**Description of the task**
Lines that hold the word "Temperature" should be located and copied.

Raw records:

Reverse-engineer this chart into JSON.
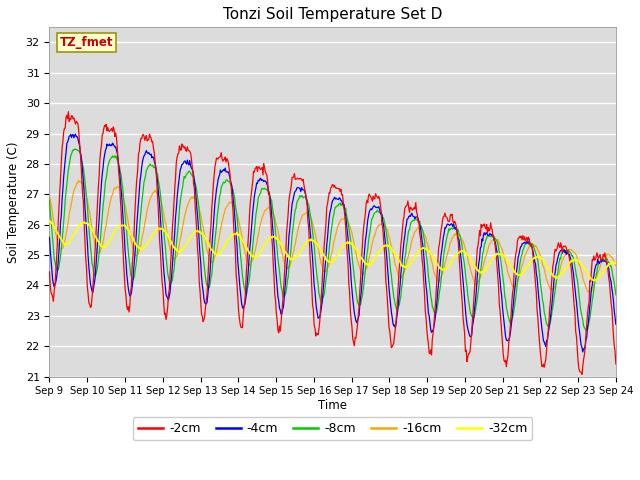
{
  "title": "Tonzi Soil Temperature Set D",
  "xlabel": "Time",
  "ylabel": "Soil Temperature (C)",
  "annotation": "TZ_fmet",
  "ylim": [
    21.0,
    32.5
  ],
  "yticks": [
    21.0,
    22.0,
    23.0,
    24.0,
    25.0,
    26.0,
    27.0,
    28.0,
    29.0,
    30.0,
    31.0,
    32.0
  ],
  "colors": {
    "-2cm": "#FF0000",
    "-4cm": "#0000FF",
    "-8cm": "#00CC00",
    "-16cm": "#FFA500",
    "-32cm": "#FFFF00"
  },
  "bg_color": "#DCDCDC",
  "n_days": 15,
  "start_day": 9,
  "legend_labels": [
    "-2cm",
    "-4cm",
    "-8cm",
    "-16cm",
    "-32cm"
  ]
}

**Worked answer**
  "title": "Tonzi Soil Temperature Set D",
  "ylabel": "Soil Temperature (C)",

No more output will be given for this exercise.